— begin —
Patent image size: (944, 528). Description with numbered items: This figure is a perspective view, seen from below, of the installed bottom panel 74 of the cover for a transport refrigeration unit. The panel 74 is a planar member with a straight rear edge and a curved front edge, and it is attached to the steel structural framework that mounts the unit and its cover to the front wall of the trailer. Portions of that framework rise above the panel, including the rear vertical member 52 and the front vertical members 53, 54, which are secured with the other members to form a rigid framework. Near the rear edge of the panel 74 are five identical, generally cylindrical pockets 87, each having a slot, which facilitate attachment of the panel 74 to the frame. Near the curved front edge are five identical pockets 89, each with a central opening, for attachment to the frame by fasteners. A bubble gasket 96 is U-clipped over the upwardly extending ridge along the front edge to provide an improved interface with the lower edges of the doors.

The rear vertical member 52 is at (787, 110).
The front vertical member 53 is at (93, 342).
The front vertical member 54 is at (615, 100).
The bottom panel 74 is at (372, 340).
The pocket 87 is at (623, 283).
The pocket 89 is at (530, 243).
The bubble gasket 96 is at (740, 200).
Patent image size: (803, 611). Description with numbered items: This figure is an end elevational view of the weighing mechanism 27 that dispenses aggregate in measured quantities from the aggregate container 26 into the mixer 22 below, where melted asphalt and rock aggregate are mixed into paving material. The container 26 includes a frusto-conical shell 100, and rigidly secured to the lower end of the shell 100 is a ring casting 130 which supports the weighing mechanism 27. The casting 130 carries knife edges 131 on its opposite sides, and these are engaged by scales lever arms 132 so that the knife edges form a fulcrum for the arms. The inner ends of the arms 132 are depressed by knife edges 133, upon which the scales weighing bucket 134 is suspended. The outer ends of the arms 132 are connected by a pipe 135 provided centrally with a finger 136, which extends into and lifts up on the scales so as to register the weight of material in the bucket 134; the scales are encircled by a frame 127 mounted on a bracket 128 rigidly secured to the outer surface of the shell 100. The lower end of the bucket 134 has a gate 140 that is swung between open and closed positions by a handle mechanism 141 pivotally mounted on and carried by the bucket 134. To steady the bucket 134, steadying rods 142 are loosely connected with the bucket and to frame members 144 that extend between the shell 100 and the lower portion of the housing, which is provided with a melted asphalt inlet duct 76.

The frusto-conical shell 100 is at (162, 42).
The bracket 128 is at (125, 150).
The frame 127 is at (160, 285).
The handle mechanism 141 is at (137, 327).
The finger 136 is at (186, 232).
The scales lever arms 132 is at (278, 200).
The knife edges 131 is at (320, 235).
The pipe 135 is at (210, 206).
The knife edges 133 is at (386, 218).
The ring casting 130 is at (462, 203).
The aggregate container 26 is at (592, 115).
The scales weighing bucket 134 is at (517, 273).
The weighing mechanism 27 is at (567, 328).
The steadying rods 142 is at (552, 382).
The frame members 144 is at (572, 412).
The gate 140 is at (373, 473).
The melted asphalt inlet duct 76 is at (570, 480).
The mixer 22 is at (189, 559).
— end —
▶ [EXERCISE BRIEF] Quote the items above word for word, from their first line up to and including the line containing "The bubble gasket 96 is at (740, 200).".

▶ [EXERCISE RESPONSE]
Patent image size: (944, 528). Description with numbered items: This figure is a perspective view, seen from below, of the installed bottom panel 74 of the cover for a transport refrigeration unit. The panel 74 is a planar member with a straight rear edge and a curved front edge, and it is attached to the steel structural framework that mounts the unit and its cover to the front wall of the trailer. Portions of that framework rise above the panel, including the rear vertical member 52 and the front vertical members 53, 54, which are secured with the other members to form a rigid framework. Near the rear edge of the panel 74 are five identical, generally cylindrical pockets 87, each having a slot, which facilitate attachment of the panel 74 to the frame. Near the curved front edge are five identical pockets 89, each with a central opening, for attachment to the frame by fasteners. A bubble gasket 96 is U-clipped over the upwardly extending ridge along the front edge to provide an improved interface with the lower edges of the doors.

The rear vertical member 52 is at (787, 110).
The front vertical member 53 is at (93, 342).
The front vertical member 54 is at (615, 100).
The bottom panel 74 is at (372, 340).
The pocket 87 is at (623, 283).
The pocket 89 is at (530, 243).
The bubble gasket 96 is at (740, 200).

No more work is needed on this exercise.